Materials provided:
----
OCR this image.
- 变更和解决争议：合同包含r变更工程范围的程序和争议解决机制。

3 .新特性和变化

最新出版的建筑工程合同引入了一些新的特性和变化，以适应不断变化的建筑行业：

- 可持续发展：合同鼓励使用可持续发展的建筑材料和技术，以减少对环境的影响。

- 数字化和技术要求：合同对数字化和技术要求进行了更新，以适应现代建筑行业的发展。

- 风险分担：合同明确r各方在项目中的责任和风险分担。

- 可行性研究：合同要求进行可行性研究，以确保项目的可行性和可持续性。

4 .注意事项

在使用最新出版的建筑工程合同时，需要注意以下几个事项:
----
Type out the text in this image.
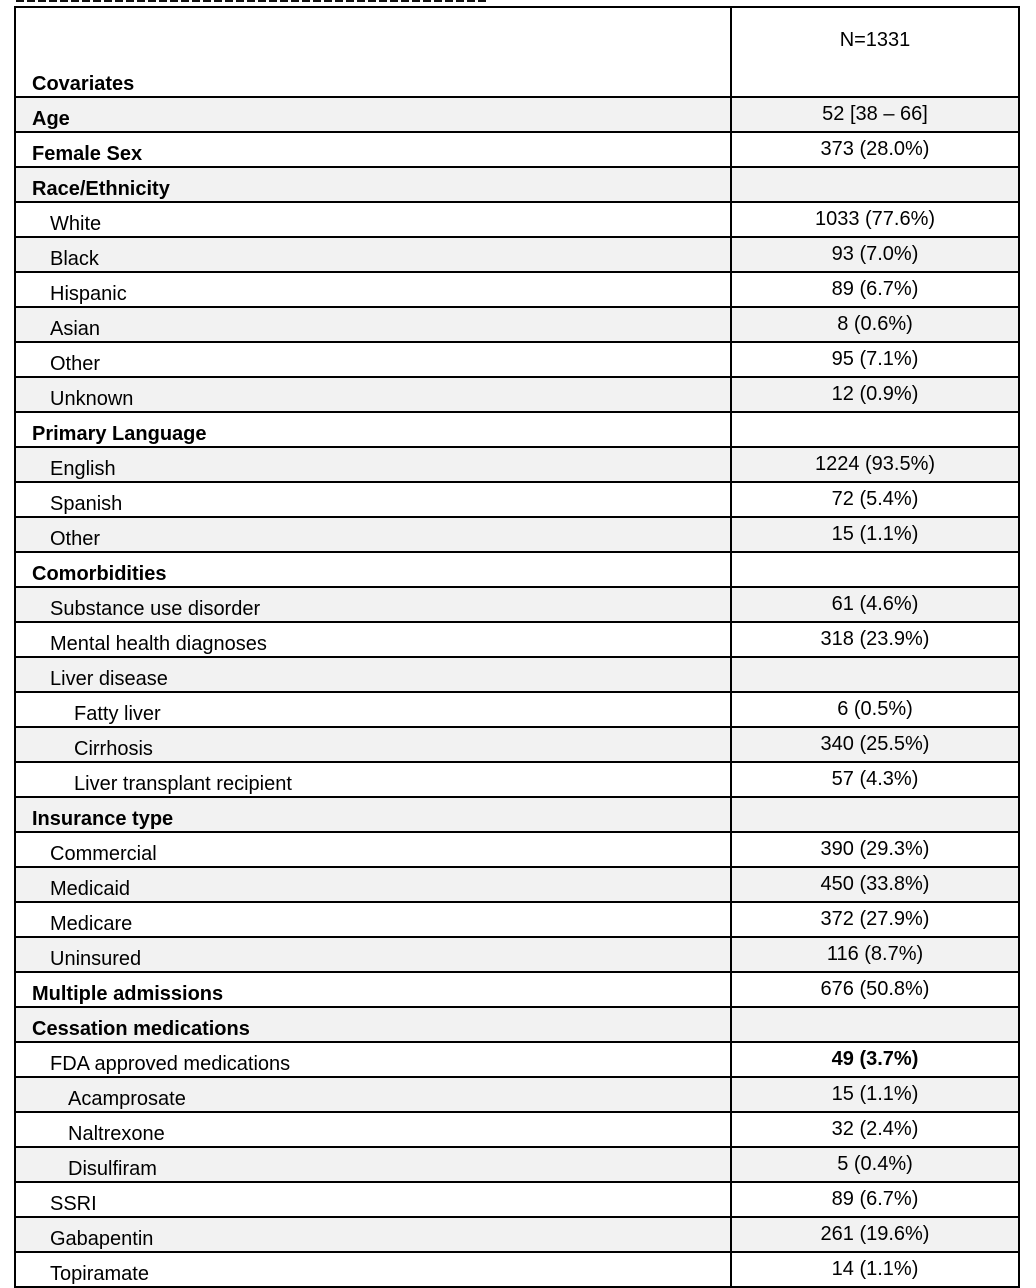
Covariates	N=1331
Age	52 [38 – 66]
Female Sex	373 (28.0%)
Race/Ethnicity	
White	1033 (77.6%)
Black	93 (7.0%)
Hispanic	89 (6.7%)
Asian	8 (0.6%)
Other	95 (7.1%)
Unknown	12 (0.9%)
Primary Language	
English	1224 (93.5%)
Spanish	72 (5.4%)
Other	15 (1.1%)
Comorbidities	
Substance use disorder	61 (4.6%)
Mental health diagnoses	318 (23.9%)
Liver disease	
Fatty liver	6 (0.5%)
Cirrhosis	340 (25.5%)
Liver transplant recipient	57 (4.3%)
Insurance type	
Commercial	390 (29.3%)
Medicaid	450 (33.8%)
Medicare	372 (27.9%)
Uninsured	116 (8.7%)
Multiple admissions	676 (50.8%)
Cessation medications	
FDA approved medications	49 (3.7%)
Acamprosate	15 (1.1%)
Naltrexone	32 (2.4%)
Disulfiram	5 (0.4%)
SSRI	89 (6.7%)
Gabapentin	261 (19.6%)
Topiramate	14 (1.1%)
----
Requirement:
Among the entries above, how many lines hold the string "image"? Give the number by itself.

Solution:
2